(EXERCISE) In the listing below, identify each line with the word "series" and return those lines.

** Start SOURCE MATERIAL **

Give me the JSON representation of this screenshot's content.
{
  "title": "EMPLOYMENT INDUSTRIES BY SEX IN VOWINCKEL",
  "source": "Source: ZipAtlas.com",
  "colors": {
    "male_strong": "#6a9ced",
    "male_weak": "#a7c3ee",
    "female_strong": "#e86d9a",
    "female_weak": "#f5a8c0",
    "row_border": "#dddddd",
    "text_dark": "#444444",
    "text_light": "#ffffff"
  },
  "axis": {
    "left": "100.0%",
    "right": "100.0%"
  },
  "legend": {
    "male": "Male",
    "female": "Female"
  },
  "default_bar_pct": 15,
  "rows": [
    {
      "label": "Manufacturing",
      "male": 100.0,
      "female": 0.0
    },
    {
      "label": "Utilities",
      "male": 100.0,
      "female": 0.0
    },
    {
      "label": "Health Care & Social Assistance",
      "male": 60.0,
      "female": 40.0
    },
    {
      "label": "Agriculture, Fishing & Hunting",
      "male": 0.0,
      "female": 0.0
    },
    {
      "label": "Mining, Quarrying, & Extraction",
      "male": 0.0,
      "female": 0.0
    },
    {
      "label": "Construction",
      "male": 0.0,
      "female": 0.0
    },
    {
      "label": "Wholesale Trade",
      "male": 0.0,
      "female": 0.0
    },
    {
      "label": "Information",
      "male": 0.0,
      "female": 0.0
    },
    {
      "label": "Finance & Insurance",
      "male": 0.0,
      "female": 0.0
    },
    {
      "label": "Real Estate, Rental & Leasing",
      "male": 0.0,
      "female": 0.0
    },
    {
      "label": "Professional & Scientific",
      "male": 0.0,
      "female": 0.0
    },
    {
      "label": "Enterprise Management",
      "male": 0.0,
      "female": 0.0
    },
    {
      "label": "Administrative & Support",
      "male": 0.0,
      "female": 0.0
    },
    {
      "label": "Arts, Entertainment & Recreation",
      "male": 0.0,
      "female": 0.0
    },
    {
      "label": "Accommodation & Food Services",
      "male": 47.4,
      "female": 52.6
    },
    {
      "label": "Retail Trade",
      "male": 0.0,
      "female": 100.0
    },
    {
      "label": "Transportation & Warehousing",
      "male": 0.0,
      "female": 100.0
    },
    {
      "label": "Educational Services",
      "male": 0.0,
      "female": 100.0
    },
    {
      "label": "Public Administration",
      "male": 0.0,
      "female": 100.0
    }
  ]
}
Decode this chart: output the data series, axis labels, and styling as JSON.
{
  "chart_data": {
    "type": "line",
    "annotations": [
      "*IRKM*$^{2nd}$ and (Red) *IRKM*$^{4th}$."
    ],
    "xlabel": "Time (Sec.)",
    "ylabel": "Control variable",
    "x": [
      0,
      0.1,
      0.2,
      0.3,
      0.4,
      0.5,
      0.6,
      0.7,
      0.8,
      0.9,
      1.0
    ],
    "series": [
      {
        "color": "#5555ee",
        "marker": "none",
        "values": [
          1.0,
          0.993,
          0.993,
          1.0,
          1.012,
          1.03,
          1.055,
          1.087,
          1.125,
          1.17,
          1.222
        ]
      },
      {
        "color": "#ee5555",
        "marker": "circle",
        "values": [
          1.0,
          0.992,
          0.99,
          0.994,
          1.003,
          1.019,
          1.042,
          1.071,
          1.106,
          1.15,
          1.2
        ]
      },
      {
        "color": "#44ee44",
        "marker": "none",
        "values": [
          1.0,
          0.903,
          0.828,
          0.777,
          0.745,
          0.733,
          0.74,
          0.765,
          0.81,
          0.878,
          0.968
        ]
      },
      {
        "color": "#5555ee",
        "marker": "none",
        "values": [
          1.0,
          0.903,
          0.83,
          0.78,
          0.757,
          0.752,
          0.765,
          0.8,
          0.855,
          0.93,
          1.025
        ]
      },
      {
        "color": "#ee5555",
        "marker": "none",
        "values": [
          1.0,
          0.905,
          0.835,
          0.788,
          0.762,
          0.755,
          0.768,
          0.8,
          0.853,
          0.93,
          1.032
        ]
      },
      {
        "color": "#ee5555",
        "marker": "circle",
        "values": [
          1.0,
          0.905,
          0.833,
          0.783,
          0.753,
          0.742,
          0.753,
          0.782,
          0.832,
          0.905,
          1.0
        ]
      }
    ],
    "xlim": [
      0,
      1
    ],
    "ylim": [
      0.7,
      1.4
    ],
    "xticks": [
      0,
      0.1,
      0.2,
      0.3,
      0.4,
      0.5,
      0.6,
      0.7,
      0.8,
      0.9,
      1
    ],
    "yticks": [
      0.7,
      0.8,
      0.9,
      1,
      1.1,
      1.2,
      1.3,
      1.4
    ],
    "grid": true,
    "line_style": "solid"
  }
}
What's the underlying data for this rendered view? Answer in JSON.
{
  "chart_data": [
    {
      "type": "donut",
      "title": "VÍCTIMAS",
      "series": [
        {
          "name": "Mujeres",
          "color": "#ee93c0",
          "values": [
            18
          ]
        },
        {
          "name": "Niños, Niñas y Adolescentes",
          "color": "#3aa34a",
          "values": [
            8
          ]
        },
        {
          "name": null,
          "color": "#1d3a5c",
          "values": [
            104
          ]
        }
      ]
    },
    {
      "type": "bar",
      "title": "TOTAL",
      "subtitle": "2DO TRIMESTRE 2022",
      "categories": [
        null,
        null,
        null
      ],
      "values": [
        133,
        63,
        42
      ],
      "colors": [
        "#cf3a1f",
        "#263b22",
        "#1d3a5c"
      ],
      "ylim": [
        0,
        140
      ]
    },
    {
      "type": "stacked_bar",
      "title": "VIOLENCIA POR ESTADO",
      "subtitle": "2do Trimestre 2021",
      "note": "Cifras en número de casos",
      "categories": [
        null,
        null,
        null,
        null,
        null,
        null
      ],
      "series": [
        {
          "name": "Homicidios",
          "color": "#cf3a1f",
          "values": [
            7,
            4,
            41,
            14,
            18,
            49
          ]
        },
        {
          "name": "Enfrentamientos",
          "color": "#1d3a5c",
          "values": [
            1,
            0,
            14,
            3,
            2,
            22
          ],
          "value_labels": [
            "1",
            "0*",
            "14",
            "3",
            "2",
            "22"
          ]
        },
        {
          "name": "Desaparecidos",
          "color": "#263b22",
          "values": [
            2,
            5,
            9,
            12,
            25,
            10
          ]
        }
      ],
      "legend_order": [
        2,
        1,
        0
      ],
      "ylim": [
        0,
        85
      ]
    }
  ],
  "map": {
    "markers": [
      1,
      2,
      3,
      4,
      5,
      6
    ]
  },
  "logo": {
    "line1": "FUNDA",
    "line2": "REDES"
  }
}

** End SOURCE MATERIAL **

(THE ANSWER)
Decode this chart: output the data series, axis labels, and styling as JSON.
    "series": [
      "series": [
      "series": [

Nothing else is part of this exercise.